◆ Dataset rows
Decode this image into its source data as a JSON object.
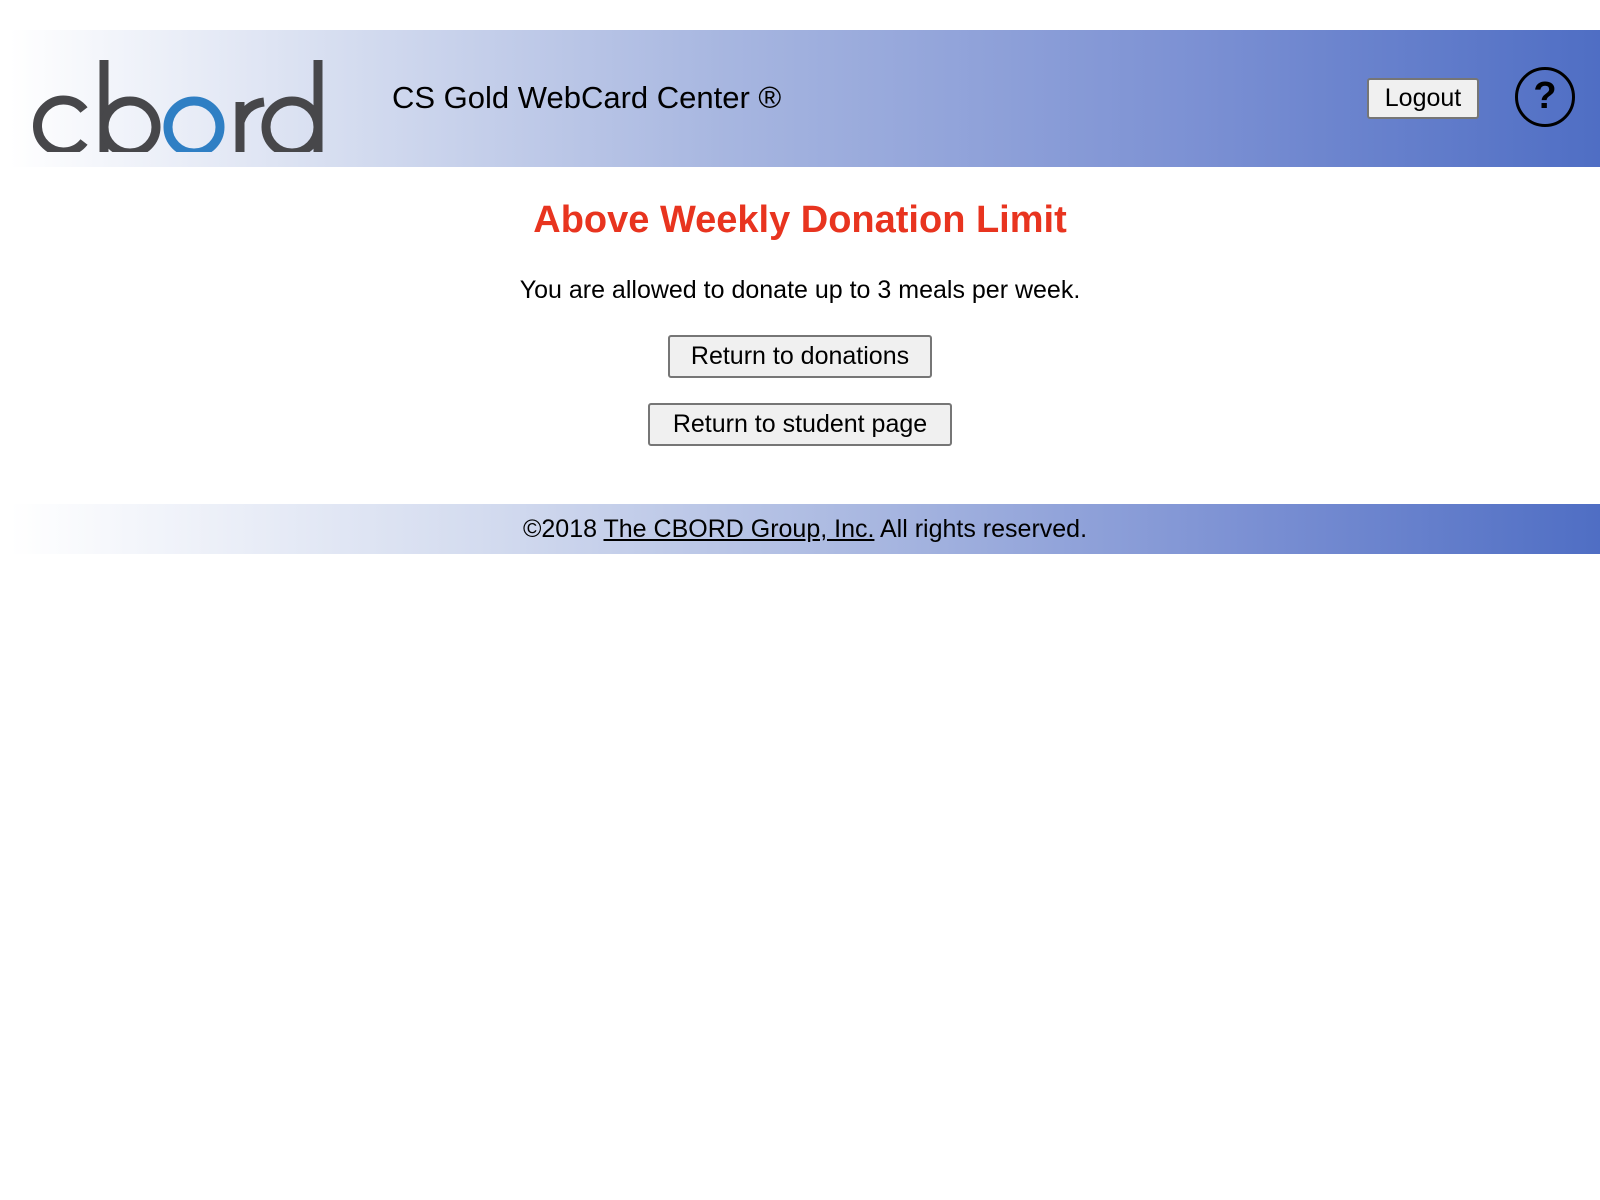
{
  "header": {
    "logo_text": "cbord",
    "logo_mark": "®",
    "app_title": "CS Gold WebCard Center ®",
    "logout_label": "Logout",
    "help_label": "?",
    "colors": {
      "logo_gray": "#47474a",
      "logo_blue": "#2f7fc4",
      "gradient_end": "#4f6ec4"
    }
  },
  "main": {
    "title": "Above Weekly Donation Limit",
    "title_color": "#e8341f",
    "message": "You are allowed to donate up to 3 meals per week.",
    "buttons": {
      "return_donations": "Return to donations",
      "return_student": "Return to student page"
    }
  },
  "footer": {
    "prefix": "©2018 ",
    "link_text": "The CBORD Group, Inc.",
    "suffix": " All rights reserved."
  }
}
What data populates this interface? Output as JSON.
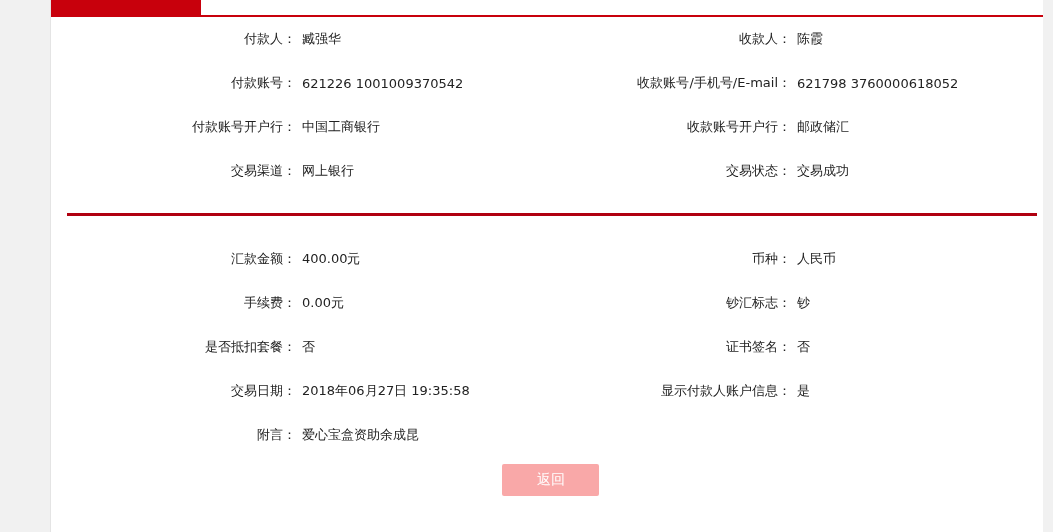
{
  "sections": [
    {
      "rows": [
        {
          "left": {
            "label": "付款人：",
            "value": "臧强华"
          },
          "right": {
            "label": "收款人：",
            "value": "陈霞"
          }
        },
        {
          "left": {
            "label": "付款账号：",
            "value": "621226 1001009370542"
          },
          "right": {
            "label": "收款账号/手机号/E-mail：",
            "value": "621798 3760000618052"
          }
        },
        {
          "left": {
            "label": "付款账号开户行：",
            "value": "中国工商银行"
          },
          "right": {
            "label": "收款账号开户行：",
            "value": "邮政储汇"
          }
        },
        {
          "left": {
            "label": "交易渠道：",
            "value": "网上银行"
          },
          "right": {
            "label": "交易状态：",
            "value": "交易成功"
          }
        }
      ]
    },
    {
      "rows": [
        {
          "left": {
            "label": "汇款金额：",
            "value": "400.00元"
          },
          "right": {
            "label": "币种：",
            "value": "人民币"
          }
        },
        {
          "left": {
            "label": "手续费：",
            "value": "0.00元"
          },
          "right": {
            "label": "钞汇标志：",
            "value": "钞"
          }
        },
        {
          "left": {
            "label": "是否抵扣套餐：",
            "value": "否"
          },
          "right": {
            "label": "证书签名：",
            "value": "否"
          }
        },
        {
          "left": {
            "label": "交易日期：",
            "value": "2018年06月27日 19:35:58"
          },
          "right": {
            "label": "显示付款人账户信息：",
            "value": "是"
          }
        },
        {
          "left": {
            "label": "附言：",
            "value": "爱心宝盒资助余成昆"
          }
        }
      ]
    }
  ],
  "button": {
    "label": "返回"
  }
}
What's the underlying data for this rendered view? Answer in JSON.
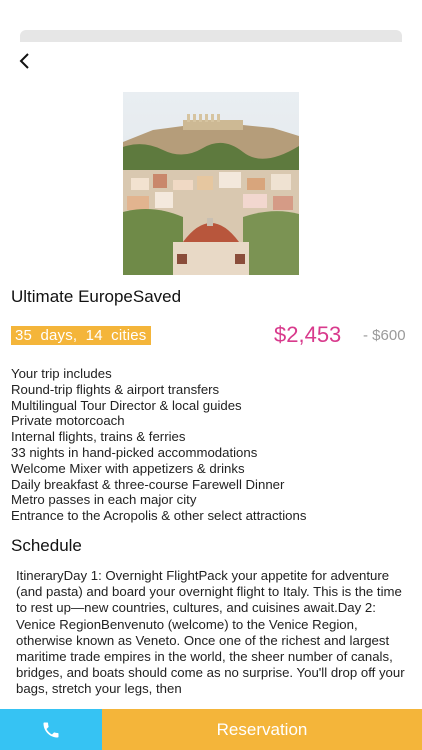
{
  "nav": {
    "back_icon": "chevron-left-icon"
  },
  "hero": {
    "image": "athens-acropolis-photo"
  },
  "tour": {
    "title": "Ultimate EuropeSaved",
    "badge": "35 days, 14 cities",
    "price": "$2,453",
    "discount": "- $600"
  },
  "includes": [
    "Your trip includes",
    "Round-trip flights & airport transfers",
    "Multilingual Tour Director & local guides",
    "Private motorcoach",
    "Internal flights, trains & ferries",
    "33 nights in hand-picked accommodations",
    "Welcome Mixer with appetizers & drinks",
    "Daily breakfast & three-course Farewell Dinner",
    "Metro passes in each major city",
    "Entrance to the Acropolis & other select attractions"
  ],
  "schedule": {
    "heading": "Schedule",
    "text": "ItineraryDay 1: Overnight FlightPack your appetite for adventure (and pasta) and board your overnight flight to Italy. This is the time to rest up—new countries, cultures, and cuisines await.Day 2: Venice RegionBenvenuto (welcome) to the Venice Region, otherwise known as Veneto. Once one of the richest and largest maritime trade empires in the world, the sheer number of canals, bridges, and boats should come as no surprise. You'll drop off your bags, stretch your legs, then"
  },
  "bottom": {
    "call_icon": "phone-icon",
    "reservation_label": "Reservation"
  },
  "colors": {
    "accent_yellow": "#f4b53a",
    "accent_blue": "#36c3f3",
    "price_pink": "#d83a8c"
  }
}
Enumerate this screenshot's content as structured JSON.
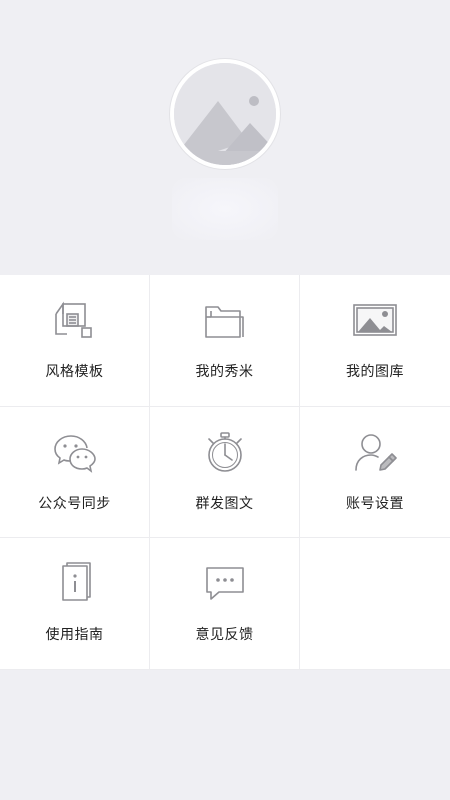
{
  "profile": {
    "username": ""
  },
  "menu": {
    "items": [
      {
        "label": "风格模板",
        "icon": "template-style-icon"
      },
      {
        "label": "我的秀米",
        "icon": "folder-icon"
      },
      {
        "label": "我的图库",
        "icon": "image-gallery-icon"
      },
      {
        "label": "公众号同步",
        "icon": "wechat-icon"
      },
      {
        "label": "群发图文",
        "icon": "stopwatch-icon"
      },
      {
        "label": "账号设置",
        "icon": "user-edit-icon"
      },
      {
        "label": "使用指南",
        "icon": "guide-book-icon"
      },
      {
        "label": "意见反馈",
        "icon": "feedback-chat-icon"
      }
    ]
  },
  "colors": {
    "background": "#efeff3",
    "cell": "#ffffff",
    "icon_stroke": "#8e8e93",
    "text": "#222222"
  }
}
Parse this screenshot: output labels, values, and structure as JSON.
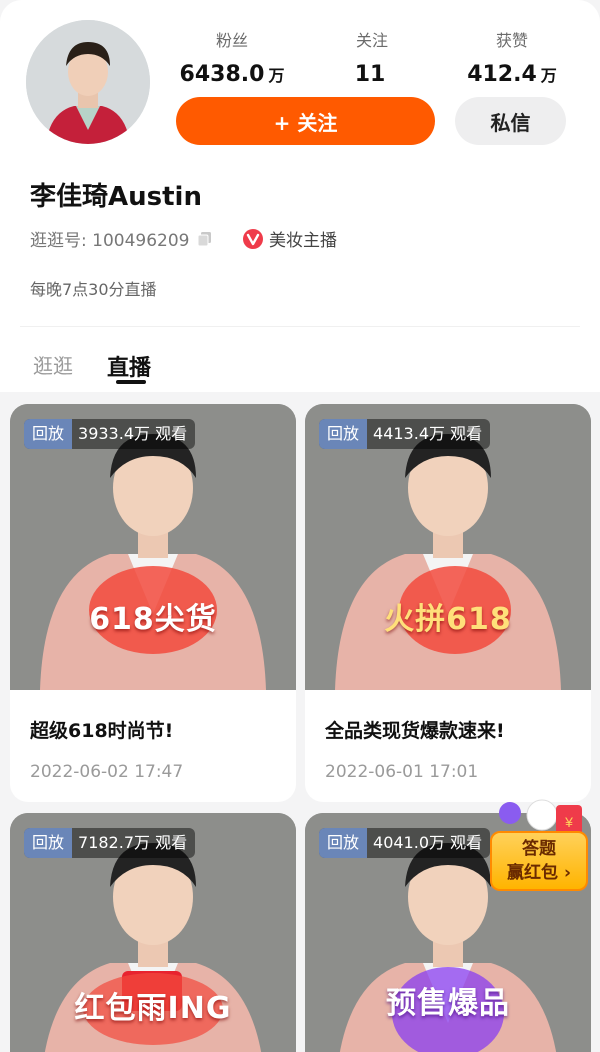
{
  "profile": {
    "stats": [
      {
        "label": "粉丝",
        "value": "6438.0",
        "unit": "万"
      },
      {
        "label": "关注",
        "value": "11",
        "unit": ""
      },
      {
        "label": "获赞",
        "value": "412.4",
        "unit": "万"
      }
    ],
    "follow_label": "+ 关注",
    "dm_label": "私信",
    "name": "李佳琦Austin",
    "id_label": "逛逛号: 100496209",
    "tag_label": "美妆主播",
    "bio": "每晚7点30分直播"
  },
  "tabs": [
    {
      "label": "逛逛",
      "active": false
    },
    {
      "label": "直播",
      "active": true
    }
  ],
  "cards": [
    {
      "badge": "回放",
      "views": "3933.4万 观看",
      "overlay": "618尖货",
      "title": "超级618时尚节!",
      "time": "2022-06-02 17:47"
    },
    {
      "badge": "回放",
      "views": "4413.4万 观看",
      "overlay": "火拼618",
      "title": "全品类现货爆款速来!",
      "time": "2022-06-01 17:01"
    },
    {
      "badge": "回放",
      "views": "7182.7万 观看",
      "overlay": "红包雨ING",
      "title": "",
      "time": ""
    },
    {
      "badge": "回放",
      "views": "4041.0万 观看",
      "overlay": "预售爆品",
      "title": "",
      "time": ""
    }
  ],
  "floating_widget": {
    "line1": "答题",
    "line2": "赢红包 ›"
  },
  "colors": {
    "accent": "#ff5a00",
    "replay_badge": "#6a86b8",
    "tag_icon": "#ef3b4a"
  },
  "icons": [
    "copy-icon",
    "verified-v-icon",
    "plus-icon"
  ]
}
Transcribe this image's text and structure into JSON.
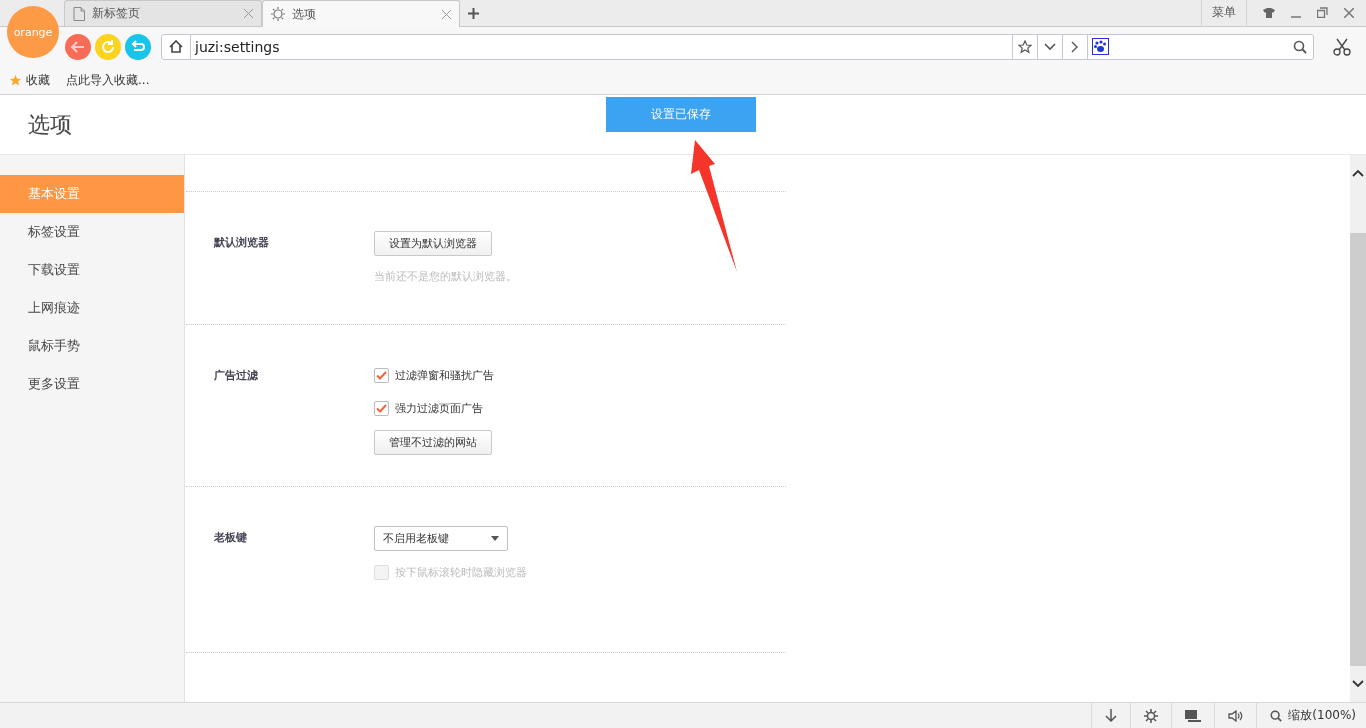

◆ Prompt
Transcribe the whole listing, character for character, but not its images.

◆ Solved problem
Decode this image into its source data as a JSON object.
{
  "header": {
    "logo_text": "cbord",
    "logo_mark": "®",
    "app_title": "CS Gold WebCard Center ®",
    "logout_label": "Logout",
    "help_label": "?",
    "colors": {
      "logo_gray": "#47474a",
      "logo_blue": "#2f7fc4",
      "gradient_end": "#4f6ec4"
    }
  },
  "main": {
    "title": "Above Weekly Donation Limit",
    "title_color": "#e8341f",
    "message": "You are allowed to donate up to 3 meals per week.",
    "buttons": {
      "return_donations": "Return to donations",
      "return_student": "Return to student page"
    }
  },
  "footer": {
    "prefix": "©2018 ",
    "link_text": "The CBORD Group, Inc.",
    "suffix": " All rights reserved."
  }
}
What data populates this interface? Output as JSON.
{
  "sections": [
    {
      "rows": [
        {
          "left": {
            "label": "付款人：",
            "value": "臧强华"
          },
          "right": {
            "label": "收款人：",
            "value": "陈霞"
          }
        },
        {
          "left": {
            "label": "付款账号：",
            "value": "621226 1001009370542"
          },
          "right": {
            "label": "收款账号/手机号/E-mail：",
            "value": "621798 3760000618052"
          }
        },
        {
          "left": {
            "label": "付款账号开户行：",
            "value": "中国工商银行"
          },
          "right": {
            "label": "收款账号开户行：",
            "value": "邮政储汇"
          }
        },
        {
          "left": {
            "label": "交易渠道：",
            "value": "网上银行"
          },
          "right": {
            "label": "交易状态：",
            "value": "交易成功"
          }
        }
      ]
    },
    {
      "rows": [
        {
          "left": {
            "label": "汇款金额：",
            "value": "400.00元"
          },
          "right": {
            "label": "币种：",
            "value": "人民币"
          }
        },
        {
          "left": {
            "label": "手续费：",
            "value": "0.00元"
          },
          "right": {
            "label": "钞汇标志：",
            "value": "钞"
          }
        },
        {
          "left": {
            "label": "是否抵扣套餐：",
            "value": "否"
          },
          "right": {
            "label": "证书签名：",
            "value": "否"
          }
        },
        {
          "left": {
            "label": "交易日期：",
            "value": "2018年06月27日 19:35:58"
          },
          "right": {
            "label": "显示付款人账户信息：",
            "value": "是"
          }
        },
        {
          "left": {
            "label": "附言：",
            "value": "爱心宝盒资助余成昆"
          }
        }
      ]
    }
  ],
  "button": {
    "label": "返回"
  }
}
What's the underlying data for this rendered view? Answer in JSON.
{
  "nav": {
    "back_icon": "chevron-left-icon"
  },
  "hero": {
    "image": "athens-acropolis-photo"
  },
  "tour": {
    "title": "Ultimate EuropeSaved",
    "badge": "35 days, 14 cities",
    "price": "$2,453",
    "discount": "- $600"
  },
  "includes": [
    "Your trip includes",
    "Round-trip flights & airport transfers",
    "Multilingual Tour Director & local guides",
    "Private motorcoach",
    "Internal flights, trains & ferries",
    "33 nights in hand-picked accommodations",
    "Welcome Mixer with appetizers & drinks",
    "Daily breakfast & three-course Farewell Dinner",
    "Metro passes in each major city",
    "Entrance to the Acropolis & other select attractions"
  ],
  "schedule": {
    "heading": "Schedule",
    "text": "ItineraryDay 1: Overnight FlightPack your appetite for adventure (and pasta) and board your overnight flight to Italy. This is the time to rest up—new countries, cultures, and cuisines await.Day 2: Venice RegionBenvenuto (welcome) to the Venice Region, otherwise known as Veneto. Once one of the richest and largest maritime trade empires in the world, the sheer number of canals, bridges, and boats should come as no surprise. You'll drop off your bags, stretch your legs, then"
  },
  "bottom": {
    "call_icon": "phone-icon",
    "reservation_label": "Reservation"
  },
  "colors": {
    "accent_yellow": "#f4b53a",
    "accent_blue": "#36c3f3",
    "price_pink": "#d83a8c"
  }
}
Enumerate this screenshot's content as structured JSON.
{
  "profile": {
    "username": ""
  },
  "menu": {
    "items": [
      {
        "label": "风格模板",
        "icon": "template-style-icon"
      },
      {
        "label": "我的秀米",
        "icon": "folder-icon"
      },
      {
        "label": "我的图库",
        "icon": "image-gallery-icon"
      },
      {
        "label": "公众号同步",
        "icon": "wechat-icon"
      },
      {
        "label": "群发图文",
        "icon": "stopwatch-icon"
      },
      {
        "label": "账号设置",
        "icon": "user-edit-icon"
      },
      {
        "label": "使用指南",
        "icon": "guide-book-icon"
      },
      {
        "label": "意见反馈",
        "icon": "feedback-chat-icon"
      }
    ]
  },
  "colors": {
    "background": "#efeff3",
    "cell": "#ffffff",
    "icon_stroke": "#8e8e93",
    "text": "#222222"
  }
}
Parse this screenshot: output labels, values, and structure as JSON.
{
  "profile": {
    "stats": [
      {
        "label": "粉丝",
        "value": "6438.0",
        "unit": "万"
      },
      {
        "label": "关注",
        "value": "11",
        "unit": ""
      },
      {
        "label": "获赞",
        "value": "412.4",
        "unit": "万"
      }
    ],
    "follow_label": "+ 关注",
    "dm_label": "私信",
    "name": "李佳琦Austin",
    "id_label": "逛逛号: 100496209",
    "tag_label": "美妆主播",
    "bio": "每晚7点30分直播"
  },
  "tabs": [
    {
      "label": "逛逛",
      "active": false
    },
    {
      "label": "直播",
      "active": true
    }
  ],
  "cards": [
    {
      "badge": "回放",
      "views": "3933.4万 观看",
      "overlay": "618尖货",
      "title": "超级618时尚节!",
      "time": "2022-06-02 17:47"
    },
    {
      "badge": "回放",
      "views": "4413.4万 观看",
      "overlay": "火拼618",
      "title": "全品类现货爆款速来!",
      "time": "2022-06-01 17:01"
    },
    {
      "badge": "回放",
      "views": "7182.7万 观看",
      "overlay": "红包雨ING",
      "title": "",
      "time": ""
    },
    {
      "badge": "回放",
      "views": "4041.0万 观看",
      "overlay": "预售爆品",
      "title": "",
      "time": ""
    }
  ],
  "floating_widget": {
    "line1": "答题",
    "line2": "赢红包 ›"
  },
  "colors": {
    "accent": "#ff5a00",
    "replay_badge": "#6a86b8",
    "tag_icon": "#ef3b4a"
  },
  "icons": [
    "copy-icon",
    "verified-v-icon",
    "plus-icon"
  ]
}
Transcribe this image's text and structure into JSON.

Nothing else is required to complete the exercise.